■ **EXERCISE GOAL**: Scan the data for "hellip" and copy the lines it appears in.

Saved entries:
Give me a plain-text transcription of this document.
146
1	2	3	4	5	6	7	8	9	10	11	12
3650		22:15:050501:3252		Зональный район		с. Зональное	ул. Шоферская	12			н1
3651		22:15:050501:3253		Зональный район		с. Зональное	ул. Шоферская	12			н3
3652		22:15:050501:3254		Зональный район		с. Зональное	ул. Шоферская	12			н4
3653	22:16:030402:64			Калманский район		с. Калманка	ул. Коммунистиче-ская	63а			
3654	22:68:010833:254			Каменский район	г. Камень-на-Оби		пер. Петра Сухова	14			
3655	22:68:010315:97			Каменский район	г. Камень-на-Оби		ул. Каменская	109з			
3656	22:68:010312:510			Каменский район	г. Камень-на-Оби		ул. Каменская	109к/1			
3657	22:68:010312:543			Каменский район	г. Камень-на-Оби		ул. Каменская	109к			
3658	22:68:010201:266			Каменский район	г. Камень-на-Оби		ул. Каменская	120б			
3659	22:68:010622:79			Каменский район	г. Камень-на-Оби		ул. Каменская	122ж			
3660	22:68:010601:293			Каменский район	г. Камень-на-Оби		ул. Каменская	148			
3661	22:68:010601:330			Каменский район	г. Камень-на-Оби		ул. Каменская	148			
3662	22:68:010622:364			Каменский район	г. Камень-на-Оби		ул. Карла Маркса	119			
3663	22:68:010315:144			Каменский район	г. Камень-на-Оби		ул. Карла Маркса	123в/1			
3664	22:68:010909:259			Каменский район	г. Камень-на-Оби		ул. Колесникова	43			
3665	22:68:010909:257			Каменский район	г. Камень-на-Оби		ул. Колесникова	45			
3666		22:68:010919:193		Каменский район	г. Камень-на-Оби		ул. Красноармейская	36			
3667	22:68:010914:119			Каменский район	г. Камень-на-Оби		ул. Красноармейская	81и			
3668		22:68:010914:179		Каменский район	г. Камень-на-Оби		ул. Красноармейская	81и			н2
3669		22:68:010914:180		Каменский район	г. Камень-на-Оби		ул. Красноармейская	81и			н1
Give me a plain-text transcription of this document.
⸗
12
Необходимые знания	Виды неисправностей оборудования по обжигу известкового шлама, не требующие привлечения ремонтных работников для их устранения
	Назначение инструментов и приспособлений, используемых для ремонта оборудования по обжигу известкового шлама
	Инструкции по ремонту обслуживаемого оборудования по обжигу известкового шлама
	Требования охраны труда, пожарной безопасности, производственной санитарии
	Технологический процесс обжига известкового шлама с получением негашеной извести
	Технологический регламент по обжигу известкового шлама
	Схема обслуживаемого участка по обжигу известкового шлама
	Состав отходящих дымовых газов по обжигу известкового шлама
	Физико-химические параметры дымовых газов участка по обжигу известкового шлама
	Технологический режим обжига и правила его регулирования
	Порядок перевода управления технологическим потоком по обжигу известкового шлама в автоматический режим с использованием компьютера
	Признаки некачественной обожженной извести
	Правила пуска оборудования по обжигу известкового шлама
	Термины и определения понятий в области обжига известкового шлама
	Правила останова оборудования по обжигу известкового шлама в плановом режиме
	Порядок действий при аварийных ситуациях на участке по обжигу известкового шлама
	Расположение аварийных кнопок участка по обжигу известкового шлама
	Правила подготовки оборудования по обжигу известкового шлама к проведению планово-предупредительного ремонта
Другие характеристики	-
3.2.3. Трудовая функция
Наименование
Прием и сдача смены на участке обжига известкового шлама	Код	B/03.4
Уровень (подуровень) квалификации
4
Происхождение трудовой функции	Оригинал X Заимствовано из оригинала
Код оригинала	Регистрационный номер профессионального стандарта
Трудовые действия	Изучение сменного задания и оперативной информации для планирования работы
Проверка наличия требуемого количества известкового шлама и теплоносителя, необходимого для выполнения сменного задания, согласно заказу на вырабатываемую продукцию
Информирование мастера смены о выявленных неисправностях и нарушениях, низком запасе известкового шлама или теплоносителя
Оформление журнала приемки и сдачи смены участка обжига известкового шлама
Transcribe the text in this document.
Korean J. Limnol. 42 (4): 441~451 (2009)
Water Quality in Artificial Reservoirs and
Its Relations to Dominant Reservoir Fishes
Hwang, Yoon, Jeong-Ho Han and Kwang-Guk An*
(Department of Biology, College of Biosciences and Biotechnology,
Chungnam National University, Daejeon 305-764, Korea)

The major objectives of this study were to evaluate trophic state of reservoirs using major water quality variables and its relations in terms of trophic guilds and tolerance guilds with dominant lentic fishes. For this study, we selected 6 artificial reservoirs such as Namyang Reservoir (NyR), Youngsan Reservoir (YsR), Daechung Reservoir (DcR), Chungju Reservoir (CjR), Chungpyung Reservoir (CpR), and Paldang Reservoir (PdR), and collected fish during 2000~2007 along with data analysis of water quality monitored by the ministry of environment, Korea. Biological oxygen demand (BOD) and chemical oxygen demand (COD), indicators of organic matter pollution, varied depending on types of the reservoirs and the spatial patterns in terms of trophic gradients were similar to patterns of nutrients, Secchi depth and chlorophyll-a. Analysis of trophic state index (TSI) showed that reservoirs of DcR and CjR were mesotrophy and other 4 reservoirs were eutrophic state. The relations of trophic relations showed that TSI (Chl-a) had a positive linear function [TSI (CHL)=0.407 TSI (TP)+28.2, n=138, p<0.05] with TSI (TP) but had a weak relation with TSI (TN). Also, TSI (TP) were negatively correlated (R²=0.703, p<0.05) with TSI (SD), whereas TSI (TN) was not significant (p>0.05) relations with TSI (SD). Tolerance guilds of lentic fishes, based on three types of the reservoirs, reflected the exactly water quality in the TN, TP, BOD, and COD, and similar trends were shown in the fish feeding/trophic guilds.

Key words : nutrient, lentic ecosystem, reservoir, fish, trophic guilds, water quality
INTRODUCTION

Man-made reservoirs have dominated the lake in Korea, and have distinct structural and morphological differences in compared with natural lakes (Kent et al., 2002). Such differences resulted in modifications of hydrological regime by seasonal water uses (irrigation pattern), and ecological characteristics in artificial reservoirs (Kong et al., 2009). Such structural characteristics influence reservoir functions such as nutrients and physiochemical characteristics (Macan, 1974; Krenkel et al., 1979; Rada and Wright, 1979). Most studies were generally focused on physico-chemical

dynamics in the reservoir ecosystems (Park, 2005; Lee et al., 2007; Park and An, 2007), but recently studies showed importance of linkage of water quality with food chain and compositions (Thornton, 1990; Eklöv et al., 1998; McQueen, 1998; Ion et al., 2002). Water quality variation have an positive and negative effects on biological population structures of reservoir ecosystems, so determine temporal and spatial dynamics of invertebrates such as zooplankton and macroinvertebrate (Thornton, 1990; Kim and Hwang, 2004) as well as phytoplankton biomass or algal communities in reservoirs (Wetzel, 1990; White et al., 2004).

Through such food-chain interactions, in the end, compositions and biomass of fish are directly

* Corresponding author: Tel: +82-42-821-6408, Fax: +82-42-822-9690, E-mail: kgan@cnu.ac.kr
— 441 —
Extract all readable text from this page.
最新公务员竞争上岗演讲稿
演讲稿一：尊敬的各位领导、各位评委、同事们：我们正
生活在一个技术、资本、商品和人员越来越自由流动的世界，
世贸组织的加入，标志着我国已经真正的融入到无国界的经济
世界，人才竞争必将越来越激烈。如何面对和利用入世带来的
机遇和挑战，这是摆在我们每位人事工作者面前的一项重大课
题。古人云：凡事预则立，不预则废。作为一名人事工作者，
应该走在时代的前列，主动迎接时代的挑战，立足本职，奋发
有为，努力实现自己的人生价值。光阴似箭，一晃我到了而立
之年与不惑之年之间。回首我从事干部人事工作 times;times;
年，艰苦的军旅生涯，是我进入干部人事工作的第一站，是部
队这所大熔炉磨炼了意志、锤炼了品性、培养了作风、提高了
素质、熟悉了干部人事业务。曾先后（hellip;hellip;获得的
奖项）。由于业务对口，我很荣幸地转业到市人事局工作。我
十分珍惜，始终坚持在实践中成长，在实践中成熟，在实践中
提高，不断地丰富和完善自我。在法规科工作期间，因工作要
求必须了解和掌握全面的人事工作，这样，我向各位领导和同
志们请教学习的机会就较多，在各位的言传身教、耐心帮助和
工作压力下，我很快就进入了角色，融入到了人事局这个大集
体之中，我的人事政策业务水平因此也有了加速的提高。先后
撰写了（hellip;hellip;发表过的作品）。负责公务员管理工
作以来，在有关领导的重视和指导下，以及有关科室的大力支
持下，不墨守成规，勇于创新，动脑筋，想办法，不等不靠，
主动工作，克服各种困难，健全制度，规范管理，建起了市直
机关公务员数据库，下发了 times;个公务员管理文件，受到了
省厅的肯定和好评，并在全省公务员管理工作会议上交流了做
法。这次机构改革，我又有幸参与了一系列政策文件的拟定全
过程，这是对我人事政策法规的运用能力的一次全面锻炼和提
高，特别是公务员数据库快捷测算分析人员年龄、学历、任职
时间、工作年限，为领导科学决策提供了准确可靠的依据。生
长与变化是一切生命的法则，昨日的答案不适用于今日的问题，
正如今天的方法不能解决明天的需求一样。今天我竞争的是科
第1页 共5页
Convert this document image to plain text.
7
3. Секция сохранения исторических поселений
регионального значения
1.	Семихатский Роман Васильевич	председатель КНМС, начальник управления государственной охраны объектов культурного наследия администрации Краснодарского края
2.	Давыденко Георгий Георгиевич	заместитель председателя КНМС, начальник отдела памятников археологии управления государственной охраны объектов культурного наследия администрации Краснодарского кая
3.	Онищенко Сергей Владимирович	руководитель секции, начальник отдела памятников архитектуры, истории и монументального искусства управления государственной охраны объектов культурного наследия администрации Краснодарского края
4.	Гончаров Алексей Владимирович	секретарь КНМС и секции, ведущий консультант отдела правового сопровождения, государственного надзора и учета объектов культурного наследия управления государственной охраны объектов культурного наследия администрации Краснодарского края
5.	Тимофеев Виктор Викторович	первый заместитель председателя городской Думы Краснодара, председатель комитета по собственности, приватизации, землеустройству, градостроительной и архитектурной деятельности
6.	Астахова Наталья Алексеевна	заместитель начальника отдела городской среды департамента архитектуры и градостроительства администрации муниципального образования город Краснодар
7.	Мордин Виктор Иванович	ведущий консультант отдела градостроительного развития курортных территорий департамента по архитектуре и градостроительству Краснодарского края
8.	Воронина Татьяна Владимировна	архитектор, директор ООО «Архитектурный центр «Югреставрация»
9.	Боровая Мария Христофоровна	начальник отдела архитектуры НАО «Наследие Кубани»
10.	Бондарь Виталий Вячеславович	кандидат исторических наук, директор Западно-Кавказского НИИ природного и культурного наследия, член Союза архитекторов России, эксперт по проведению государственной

■ **OUTPUT OF THE EXERCISE**:
素质、熟悉了干部人事业务。曾先后（hellip;hellip;获得的
撰写了（hellip;hellip;发表过的作品）。负责公务员管理工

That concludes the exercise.